- TASK OBJECTIVE
Write out all the entries word for word, but skip any images.

- INPUT FOR THIS TASK
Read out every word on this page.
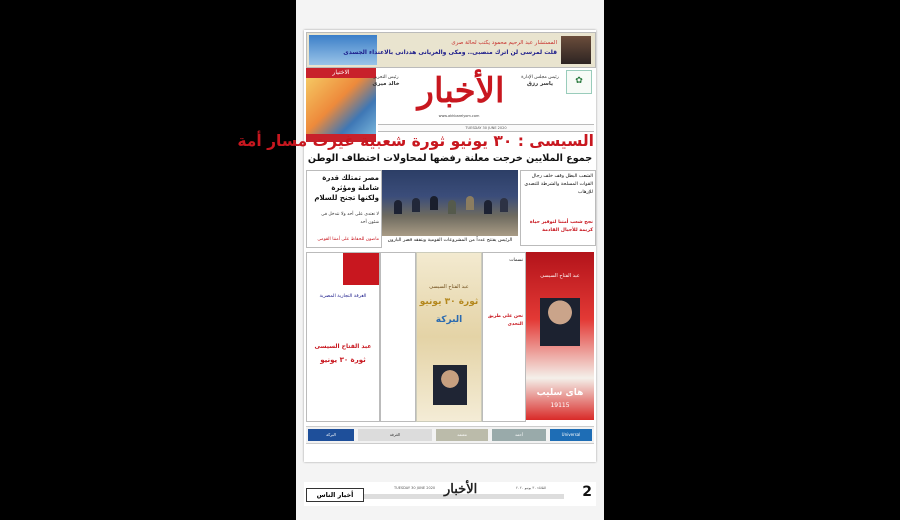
المستشار عبد الرحيم محمود يكتب لحالة صرى
قلت لمرسى لن اترك منصبى.. ومكى والغريانى هددانى بالاعتداء الجسدى
الاختيار
رئيس التحرير
خالد ميرى الأخبار
www.akhbarelyom.com
رئيس مجلس الإدارة
ياسر رزق	✿
TUESDAY 30 JUNE 2020
السيسى : ٣٠ يونيو ثورة شعبية غيرت مسار أمة
جموع الملايين خرجت معلنة رفضها لمحاولات اختطاف الوطن
مصر تمتلك قدرة شاملة ومؤثرة ولكنها تجنح للسلام
لا نعتدى على أحد ولا نتدخل فى شئون أحد
ماضون للحفاظ على أمننا القومى	الرئيس يفتتح عدداً من المشروعات القومية ويتفقد قصر البارون
الشعب البطل وقف خلف رجال القوات المسلحة والشرطة للتصدى للإرهاب
نجح شعب أمتنا لتوفير حياة كريمة للأجيال القادمة
الغرفة التجارية المصرية
عبد الفتاح السيسى
ثورة ٣٠ يونيو
عبد الفتاح السيسى
ثورة ٣٠ يونيو
البركة
نسمات
نحن على طريق التحدى
عبد الفتاح السيسى
هاى سليب
19115
Universal
أحمد
معتمد
الغرفة
البركة
أخبار الناس
TUESDAY 30 JUNE 2020 الأخبار	الثلاثاء ٣٠ يونيو ٢٠٢٠	2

- TASK RESPONSE
Read out every word on this page.
المستشار عبد الرحيم محمود يكتب لحالة صرى
قلت لمرسى لن اترك منصبى.. ومكى والغريانى هددانى بالاعتداء الجسدى
الاختيار
رئيس التحرير
خالد ميرى الأخبار
www.akhbarelyom.com
رئيس مجلس الإدارة
ياسر رزق	✿
TUESDAY 30 JUNE 2020
السيسى : ٣٠ يونيو ثورة شعبية غيرت مسار أمة
جموع الملايين خرجت معلنة رفضها لمحاولات اختطاف الوطن
مصر تمتلك قدرة شاملة ومؤثرة ولكنها تجنح للسلام
لا نعتدى على أحد ولا نتدخل فى شئون أحد
ماضون للحفاظ على أمننا القومى	الرئيس يفتتح عدداً من المشروعات القومية ويتفقد قصر البارون
الشعب البطل وقف خلف رجال القوات المسلحة والشرطة للتصدى للإرهاب
نجح شعب أمتنا لتوفير حياة كريمة للأجيال القادمة
الغرفة التجارية المصرية
عبد الفتاح السيسى
ثورة ٣٠ يونيو
عبد الفتاح السيسى
ثورة ٣٠ يونيو
البركة
نسمات
نحن على طريق التحدى
عبد الفتاح السيسى
هاى سليب
19115
Universal
أحمد
معتمد
الغرفة
البركة
أخبار الناس
TUESDAY 30 JUNE 2020 الأخبار	الثلاثاء ٣٠ يونيو ٢٠٢٠	2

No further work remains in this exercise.